» **WRITTEN INSTRUCTION**
Check each line below for the word "JSON" and give the number of lines that have it, nothing more.

(Figure content listings)
— BEGIN —

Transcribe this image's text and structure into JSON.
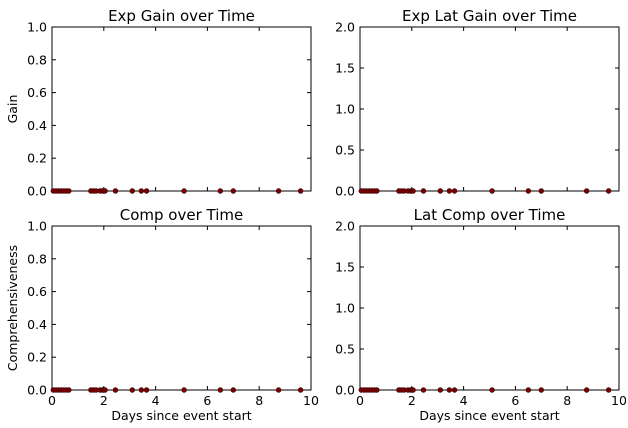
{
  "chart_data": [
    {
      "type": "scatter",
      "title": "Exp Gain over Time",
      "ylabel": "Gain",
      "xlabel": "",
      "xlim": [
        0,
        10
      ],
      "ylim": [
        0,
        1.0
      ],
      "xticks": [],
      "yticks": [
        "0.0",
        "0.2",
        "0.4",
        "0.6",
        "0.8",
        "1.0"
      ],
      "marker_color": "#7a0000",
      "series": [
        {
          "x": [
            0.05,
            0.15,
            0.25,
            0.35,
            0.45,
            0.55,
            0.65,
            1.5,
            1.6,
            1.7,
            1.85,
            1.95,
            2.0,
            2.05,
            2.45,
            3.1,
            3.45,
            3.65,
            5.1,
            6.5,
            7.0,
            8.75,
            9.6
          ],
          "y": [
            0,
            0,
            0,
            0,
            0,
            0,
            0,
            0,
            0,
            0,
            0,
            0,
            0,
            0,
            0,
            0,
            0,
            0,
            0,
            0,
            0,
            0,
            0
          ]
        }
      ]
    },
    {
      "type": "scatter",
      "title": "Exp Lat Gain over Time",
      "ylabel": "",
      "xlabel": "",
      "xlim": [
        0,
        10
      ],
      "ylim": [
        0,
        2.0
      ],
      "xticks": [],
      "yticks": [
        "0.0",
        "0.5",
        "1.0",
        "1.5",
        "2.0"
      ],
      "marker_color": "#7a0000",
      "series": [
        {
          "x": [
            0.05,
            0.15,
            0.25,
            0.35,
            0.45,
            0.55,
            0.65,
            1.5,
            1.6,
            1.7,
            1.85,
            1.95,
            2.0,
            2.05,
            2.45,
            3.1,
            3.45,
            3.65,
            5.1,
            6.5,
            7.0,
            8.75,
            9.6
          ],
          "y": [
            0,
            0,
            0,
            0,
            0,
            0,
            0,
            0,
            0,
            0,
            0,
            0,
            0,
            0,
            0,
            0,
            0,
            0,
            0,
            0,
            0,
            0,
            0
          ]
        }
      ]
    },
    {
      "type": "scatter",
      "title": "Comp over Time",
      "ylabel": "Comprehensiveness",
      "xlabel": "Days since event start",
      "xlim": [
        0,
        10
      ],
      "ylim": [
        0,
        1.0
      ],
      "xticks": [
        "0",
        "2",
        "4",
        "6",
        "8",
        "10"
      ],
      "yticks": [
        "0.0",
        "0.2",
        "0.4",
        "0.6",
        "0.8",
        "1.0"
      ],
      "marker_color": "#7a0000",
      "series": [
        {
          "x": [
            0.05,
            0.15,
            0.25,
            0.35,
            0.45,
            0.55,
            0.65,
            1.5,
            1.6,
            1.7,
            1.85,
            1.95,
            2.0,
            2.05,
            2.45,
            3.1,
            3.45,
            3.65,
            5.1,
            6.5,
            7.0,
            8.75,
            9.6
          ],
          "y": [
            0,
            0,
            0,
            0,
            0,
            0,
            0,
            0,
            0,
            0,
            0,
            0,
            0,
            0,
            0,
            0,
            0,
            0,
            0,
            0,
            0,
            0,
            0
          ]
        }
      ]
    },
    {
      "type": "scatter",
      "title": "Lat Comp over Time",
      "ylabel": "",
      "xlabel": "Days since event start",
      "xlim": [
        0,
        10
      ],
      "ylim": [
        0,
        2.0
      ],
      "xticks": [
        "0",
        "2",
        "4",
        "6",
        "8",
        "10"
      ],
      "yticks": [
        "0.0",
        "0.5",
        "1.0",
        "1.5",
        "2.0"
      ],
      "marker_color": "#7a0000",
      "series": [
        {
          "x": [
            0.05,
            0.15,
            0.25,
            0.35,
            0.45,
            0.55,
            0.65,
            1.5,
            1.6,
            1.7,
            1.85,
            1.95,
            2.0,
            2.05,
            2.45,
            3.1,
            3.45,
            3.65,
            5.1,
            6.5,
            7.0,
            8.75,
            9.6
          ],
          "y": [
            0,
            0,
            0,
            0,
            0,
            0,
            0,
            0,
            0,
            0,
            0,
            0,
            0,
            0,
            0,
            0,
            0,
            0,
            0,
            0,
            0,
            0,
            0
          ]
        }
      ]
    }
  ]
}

— END —
— BEGIN —

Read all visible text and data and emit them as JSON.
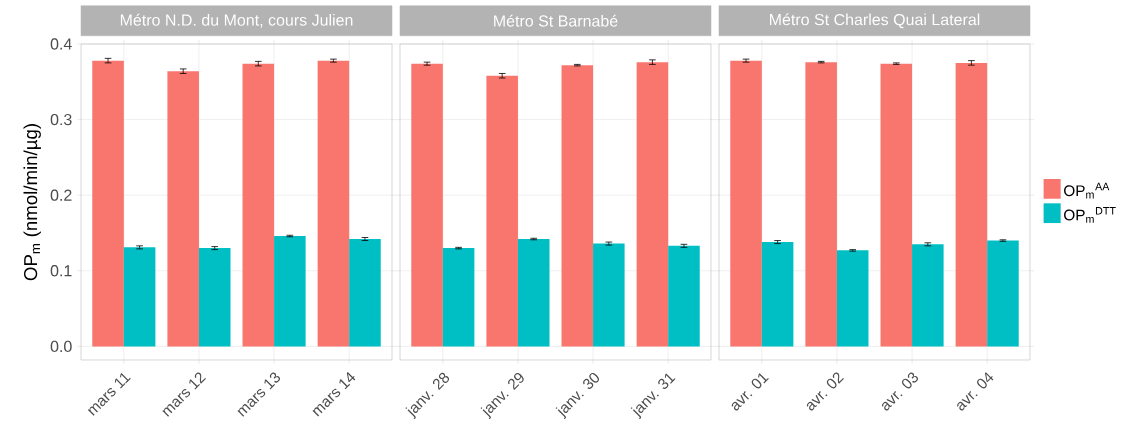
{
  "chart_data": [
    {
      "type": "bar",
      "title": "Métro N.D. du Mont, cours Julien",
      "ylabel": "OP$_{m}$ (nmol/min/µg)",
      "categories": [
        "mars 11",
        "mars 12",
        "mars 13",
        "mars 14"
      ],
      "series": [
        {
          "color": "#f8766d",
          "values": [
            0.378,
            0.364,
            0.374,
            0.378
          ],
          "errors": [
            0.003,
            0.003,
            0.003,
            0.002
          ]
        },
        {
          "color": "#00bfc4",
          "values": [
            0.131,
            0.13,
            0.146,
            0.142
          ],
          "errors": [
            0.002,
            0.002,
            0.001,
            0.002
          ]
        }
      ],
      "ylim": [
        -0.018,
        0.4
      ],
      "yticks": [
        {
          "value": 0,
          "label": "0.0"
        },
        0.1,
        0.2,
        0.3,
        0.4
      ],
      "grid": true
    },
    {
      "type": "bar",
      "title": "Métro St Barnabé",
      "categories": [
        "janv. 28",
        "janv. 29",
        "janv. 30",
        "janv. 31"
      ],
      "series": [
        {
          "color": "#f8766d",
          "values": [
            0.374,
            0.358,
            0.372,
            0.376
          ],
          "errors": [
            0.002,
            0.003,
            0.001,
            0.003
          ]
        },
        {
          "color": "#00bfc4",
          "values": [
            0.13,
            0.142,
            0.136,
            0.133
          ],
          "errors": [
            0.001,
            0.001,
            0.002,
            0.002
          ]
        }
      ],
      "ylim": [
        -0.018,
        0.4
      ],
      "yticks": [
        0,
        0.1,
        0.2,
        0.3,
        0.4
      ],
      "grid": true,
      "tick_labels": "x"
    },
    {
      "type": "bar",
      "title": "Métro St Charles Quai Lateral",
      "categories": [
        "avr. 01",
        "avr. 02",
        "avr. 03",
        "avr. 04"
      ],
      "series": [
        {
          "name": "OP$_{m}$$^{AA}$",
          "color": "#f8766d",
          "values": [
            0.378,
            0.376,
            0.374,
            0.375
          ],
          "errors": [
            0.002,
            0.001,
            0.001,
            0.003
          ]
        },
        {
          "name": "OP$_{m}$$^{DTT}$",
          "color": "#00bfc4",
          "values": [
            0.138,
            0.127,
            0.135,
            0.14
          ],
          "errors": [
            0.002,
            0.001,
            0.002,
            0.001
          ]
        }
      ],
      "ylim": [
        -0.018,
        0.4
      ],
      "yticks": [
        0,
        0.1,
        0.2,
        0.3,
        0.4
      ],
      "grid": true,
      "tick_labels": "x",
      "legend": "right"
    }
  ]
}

— END —
— BEGIN —

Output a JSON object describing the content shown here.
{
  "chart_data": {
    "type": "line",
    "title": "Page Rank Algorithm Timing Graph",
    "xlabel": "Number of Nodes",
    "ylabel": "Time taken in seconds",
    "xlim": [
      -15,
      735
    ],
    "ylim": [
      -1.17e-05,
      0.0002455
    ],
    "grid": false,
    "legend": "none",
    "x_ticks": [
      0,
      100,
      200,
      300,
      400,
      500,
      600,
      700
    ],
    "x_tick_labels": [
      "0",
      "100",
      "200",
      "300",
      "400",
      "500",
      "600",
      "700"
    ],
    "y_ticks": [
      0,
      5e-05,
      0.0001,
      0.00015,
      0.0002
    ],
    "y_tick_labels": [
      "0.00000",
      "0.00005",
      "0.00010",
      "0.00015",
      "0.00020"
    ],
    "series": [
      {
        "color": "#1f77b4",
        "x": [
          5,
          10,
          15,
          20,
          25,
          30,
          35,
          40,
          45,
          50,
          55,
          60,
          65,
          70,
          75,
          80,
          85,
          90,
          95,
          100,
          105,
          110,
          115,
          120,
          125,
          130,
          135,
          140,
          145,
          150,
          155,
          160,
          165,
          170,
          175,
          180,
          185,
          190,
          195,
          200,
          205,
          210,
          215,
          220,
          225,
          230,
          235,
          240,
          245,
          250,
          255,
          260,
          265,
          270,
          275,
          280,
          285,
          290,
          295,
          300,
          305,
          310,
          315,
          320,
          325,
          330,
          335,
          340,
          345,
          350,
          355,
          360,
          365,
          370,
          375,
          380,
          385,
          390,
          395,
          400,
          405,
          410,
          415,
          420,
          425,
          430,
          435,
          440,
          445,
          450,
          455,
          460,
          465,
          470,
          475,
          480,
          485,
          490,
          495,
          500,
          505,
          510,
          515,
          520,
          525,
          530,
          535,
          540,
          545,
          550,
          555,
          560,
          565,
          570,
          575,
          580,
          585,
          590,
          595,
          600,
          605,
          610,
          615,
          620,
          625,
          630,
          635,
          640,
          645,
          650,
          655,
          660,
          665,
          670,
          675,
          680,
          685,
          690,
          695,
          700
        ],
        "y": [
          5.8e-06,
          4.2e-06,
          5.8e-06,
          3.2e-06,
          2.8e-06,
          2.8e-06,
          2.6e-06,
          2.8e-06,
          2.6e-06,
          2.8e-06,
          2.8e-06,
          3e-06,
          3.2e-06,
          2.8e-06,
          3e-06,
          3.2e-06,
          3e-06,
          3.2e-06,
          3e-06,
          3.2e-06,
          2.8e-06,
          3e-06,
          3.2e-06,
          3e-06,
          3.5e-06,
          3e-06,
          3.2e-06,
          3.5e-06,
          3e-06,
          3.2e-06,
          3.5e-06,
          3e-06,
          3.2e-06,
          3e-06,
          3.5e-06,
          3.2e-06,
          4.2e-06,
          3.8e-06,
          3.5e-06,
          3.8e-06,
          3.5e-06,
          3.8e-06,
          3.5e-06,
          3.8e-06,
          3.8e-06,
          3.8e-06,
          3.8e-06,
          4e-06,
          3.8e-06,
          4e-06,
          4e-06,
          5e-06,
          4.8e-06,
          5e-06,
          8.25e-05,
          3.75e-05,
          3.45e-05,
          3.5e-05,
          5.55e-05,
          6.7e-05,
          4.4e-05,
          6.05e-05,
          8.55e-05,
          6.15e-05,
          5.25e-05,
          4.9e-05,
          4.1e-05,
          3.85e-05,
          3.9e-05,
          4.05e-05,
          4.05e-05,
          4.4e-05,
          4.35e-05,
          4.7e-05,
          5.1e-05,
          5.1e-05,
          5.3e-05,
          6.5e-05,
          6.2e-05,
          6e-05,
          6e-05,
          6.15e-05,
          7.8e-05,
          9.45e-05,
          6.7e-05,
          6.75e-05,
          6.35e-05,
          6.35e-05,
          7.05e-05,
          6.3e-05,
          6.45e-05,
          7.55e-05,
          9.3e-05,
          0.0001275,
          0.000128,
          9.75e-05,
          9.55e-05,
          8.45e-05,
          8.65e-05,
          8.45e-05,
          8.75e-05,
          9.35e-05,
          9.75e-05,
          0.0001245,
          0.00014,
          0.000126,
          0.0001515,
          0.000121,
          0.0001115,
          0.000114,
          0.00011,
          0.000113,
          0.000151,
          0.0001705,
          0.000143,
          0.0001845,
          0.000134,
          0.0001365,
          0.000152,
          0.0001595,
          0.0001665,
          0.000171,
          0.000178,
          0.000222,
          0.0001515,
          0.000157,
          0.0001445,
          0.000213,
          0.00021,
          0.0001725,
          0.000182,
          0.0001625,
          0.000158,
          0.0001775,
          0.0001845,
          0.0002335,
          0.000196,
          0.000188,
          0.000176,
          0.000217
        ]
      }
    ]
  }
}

— END —

» **COMPLETE RESPONSE**
3